-------- TEXT --------

I’ve been a nanny for over 20 years. I currently nanny for a 4 year old who happens to be special needs as well as a 2 year old. I’ve been with the kids for 3 years. I was blindsided today. The parents asked if I would take a pay cut. The reason being is because their reno was more expensive. I’m livid not to mention feel disrespected. Has anyone had this happen? |
No, in all honesty I haven’t however I would be really miffed if my employers asked me to do this for such an outrageous reason!! ![]() Why don’t they instead try to negotiate the reno cost w/their contractor. Why the Nanny? Do they really think so much more of their home then the person who cares for their precious (+ special needs) children so they can go to work and afford to live in a nice, updated home? So sorry OP - - I wouldn’t accept unless they can offer you a benefit or two that would sweeten the pot. • Use of family washer & dryer for your clothing. • Monthly gym membership. • More Paid Time Off (PTO) and/or add’l vacation days. Etc. Otherwise, it would entirely up to you. But it is highly likely that you will have to leave & find another family to work with. Either way, I am just so sorry they asked this of you. Unfair, inconsiderate and just plain lacking any tact. |
I’m sorry, OP. You need to find another position. Obviously you turn them down and get ready for their bad attitude. |
Oh thank y’all! I’m so annoyed .. it’s so demeaning honestly. I just can’t deal with it.. I’m hurt for various reasons. |
They’re not trying to offend you, just to make their budget work. You say you understand but your bills have not changed, so you’re unable to accept. |
sounds fake |
I wish it was fake. However, it’s not. |
Start looking for a new job, OP. This is completely unacceptable as well as insulting. I don’t see how you could stay in your current job.

--------

→ DIRECTIONS:
[a] List the benefits that one reply in the nanny thread suggests could make the pay cut more acceptable.
[b] According to the nanny thread, why did the parents ask for a pay cut?
Rely solely on the thread above.

-------- DATASET CONTENT --------

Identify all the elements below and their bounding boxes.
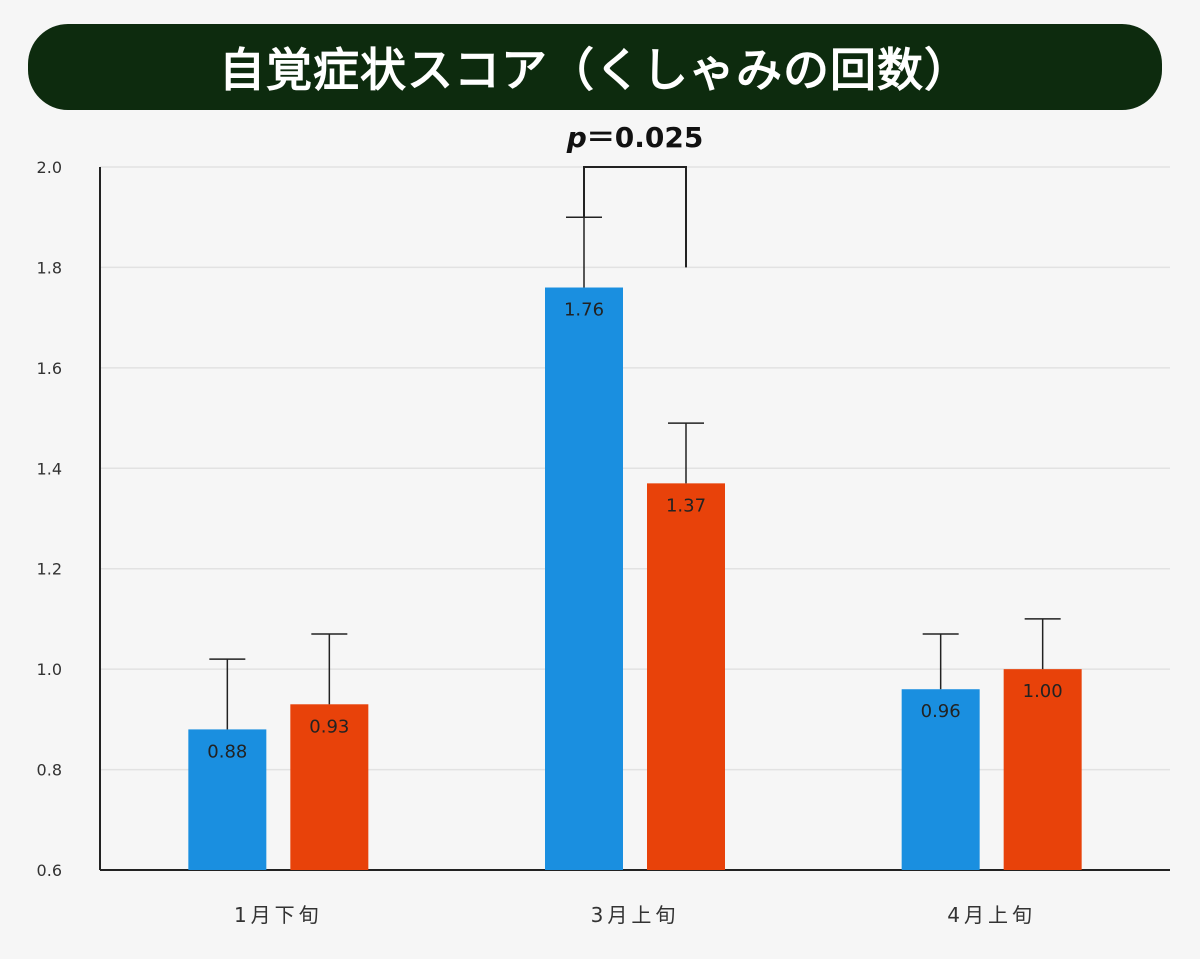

--------

→ FINAL RESULTS:
[a]
- Use of the family washer and dryer for clothing
- A monthly gym membership
- More paid time off and/or additional vacation days

[b] Their renovation cost more than expected.